━━ Records supplied
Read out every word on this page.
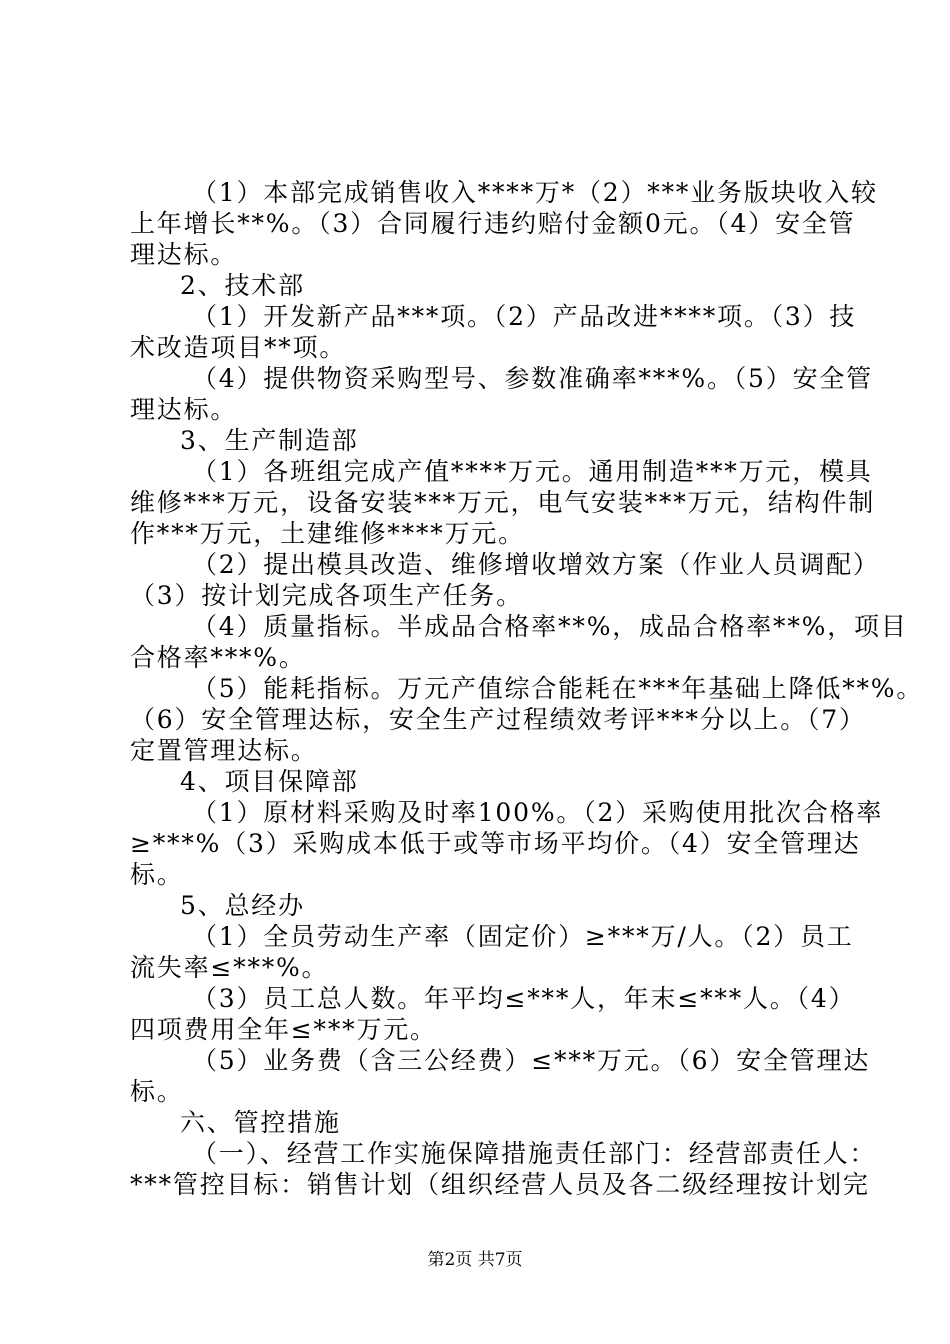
（1）本部完成销售收入****万*（2）***业务版块收入较
上年增长**%。（3）合同履行违约赔付金额0元。（4）安全管
理达标。
2、技术部
（1）开发新产品***项。（2）产品改进****项。（3）技
术改造项目**项。
（4）提供物资采购型号、参数准确率***%。（5）安全管
理达标。
3、生产制造部
（1）各班组完成产值****万元。通用制造***万元，模具
维修***万元，设备安装***万元，电气安装***万元，结构件制
作***万元，土建维修****万元。
（2）提出模具改造、维修增收增效方案（作业人员调配）
（3）按计划完成各项生产任务。
（4）质量指标。半成品合格率**%，成品合格率**%，项目
合格率***%。
（5）能耗指标。万元产值综合能耗在***年基础上降低**%。
（6）安全管理达标，安全生产过程绩效考评***分以上。（7）
定置管理达标。
4、项目保障部
（1）原材料采购及时率100%。（2）采购使用批次合格率
≥***%（3）采购成本低于或等市场平均价。（4）安全管理达
标。
5、总经办
（1）全员劳动生产率（固定价）≥***万/人。（2）员工
流失率≤***%。
（3）员工总人数。年平均≤***人，年末≤***人。（4）
四项费用全年≤***万元。
（5）业务费（含三公经费）≤***万元。（6）安全管理达
标。
六、管控措施
（一）、经营工作实施保障措施责任部门：经营部责任人：
***管控目标：销售计划（组织经营人员及各二级经理按计划完
第2页 共7页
━━━━
**Do this:** Copy the records above exactly. The pictures are not part of the copy.

**Response:**
Read out every word on this page.
（1）本部完成销售收入****万*（2）***业务版块收入较
上年增长**%。（3）合同履行违约赔付金额0元。（4）安全管
理达标。
2、技术部
（1）开发新产品***项。（2）产品改进****项。（3）技
术改造项目**项。
（4）提供物资采购型号、参数准确率***%。（5）安全管
理达标。
3、生产制造部
（1）各班组完成产值****万元。通用制造***万元，模具
维修***万元，设备安装***万元，电气安装***万元，结构件制
作***万元，土建维修****万元。
（2）提出模具改造、维修增收增效方案（作业人员调配）
（3）按计划完成各项生产任务。
（4）质量指标。半成品合格率**%，成品合格率**%，项目
合格率***%。
（5）能耗指标。万元产值综合能耗在***年基础上降低**%。
（6）安全管理达标，安全生产过程绩效考评***分以上。（7）
定置管理达标。
4、项目保障部
（1）原材料采购及时率100%。（2）采购使用批次合格率
≥***%（3）采购成本低于或等市场平均价。（4）安全管理达
标。
5、总经办
（1）全员劳动生产率（固定价）≥***万/人。（2）员工
流失率≤***%。
（3）员工总人数。年平均≤***人，年末≤***人。（4）
四项费用全年≤***万元。
（5）业务费（含三公经费）≤***万元。（6）安全管理达
标。
六、管控措施
（一）、经营工作实施保障措施责任部门：经营部责任人：
***管控目标：销售计划（组织经营人员及各二级经理按计划完
第2页 共7页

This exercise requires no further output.